# Task inputs

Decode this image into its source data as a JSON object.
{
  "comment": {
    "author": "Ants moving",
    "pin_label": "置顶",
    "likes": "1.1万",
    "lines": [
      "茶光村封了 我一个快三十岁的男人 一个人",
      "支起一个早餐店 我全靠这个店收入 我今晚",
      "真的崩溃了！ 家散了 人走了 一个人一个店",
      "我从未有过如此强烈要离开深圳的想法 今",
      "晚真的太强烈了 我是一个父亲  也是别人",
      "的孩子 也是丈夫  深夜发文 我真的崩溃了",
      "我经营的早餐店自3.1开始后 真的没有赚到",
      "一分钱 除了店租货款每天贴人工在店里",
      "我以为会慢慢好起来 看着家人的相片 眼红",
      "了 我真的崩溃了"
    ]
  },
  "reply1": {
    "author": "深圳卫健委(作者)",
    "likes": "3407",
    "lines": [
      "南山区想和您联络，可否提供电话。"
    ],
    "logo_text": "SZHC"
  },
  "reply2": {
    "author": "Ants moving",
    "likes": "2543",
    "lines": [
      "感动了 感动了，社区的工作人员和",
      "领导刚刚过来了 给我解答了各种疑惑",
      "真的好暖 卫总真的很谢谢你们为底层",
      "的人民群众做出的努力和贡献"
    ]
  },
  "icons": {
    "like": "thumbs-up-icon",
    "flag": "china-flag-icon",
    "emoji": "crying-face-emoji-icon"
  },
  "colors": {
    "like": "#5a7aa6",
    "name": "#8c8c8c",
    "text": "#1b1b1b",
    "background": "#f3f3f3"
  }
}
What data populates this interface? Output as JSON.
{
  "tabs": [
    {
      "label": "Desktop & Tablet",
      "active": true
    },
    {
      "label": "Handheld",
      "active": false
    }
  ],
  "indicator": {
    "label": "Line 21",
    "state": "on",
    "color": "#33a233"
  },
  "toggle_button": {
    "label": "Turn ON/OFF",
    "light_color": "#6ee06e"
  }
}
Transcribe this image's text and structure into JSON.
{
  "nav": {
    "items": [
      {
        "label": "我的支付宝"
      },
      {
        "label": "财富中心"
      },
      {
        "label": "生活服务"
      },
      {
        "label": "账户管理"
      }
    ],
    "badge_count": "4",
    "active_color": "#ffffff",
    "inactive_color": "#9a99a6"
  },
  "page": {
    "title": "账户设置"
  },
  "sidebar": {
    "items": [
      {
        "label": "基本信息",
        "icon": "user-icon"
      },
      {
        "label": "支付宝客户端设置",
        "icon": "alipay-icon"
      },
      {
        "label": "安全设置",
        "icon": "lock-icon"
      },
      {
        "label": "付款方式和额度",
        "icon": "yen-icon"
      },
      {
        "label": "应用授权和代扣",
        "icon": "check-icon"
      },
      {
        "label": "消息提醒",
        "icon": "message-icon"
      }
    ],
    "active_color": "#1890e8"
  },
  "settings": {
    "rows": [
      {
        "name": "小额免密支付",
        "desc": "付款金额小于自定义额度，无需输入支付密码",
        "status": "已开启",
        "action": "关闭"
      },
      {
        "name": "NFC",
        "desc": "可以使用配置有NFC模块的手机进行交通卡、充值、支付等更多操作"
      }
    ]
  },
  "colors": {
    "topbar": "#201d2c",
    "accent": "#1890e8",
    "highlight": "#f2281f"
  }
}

# What to work on
Look above for every line with the word "this" and copy it.

# Completed exercise
Decode this image into its source data as a JSON object.
What data populates this interface? Output as JSON.
Transcribe this image's text and structure into JSON.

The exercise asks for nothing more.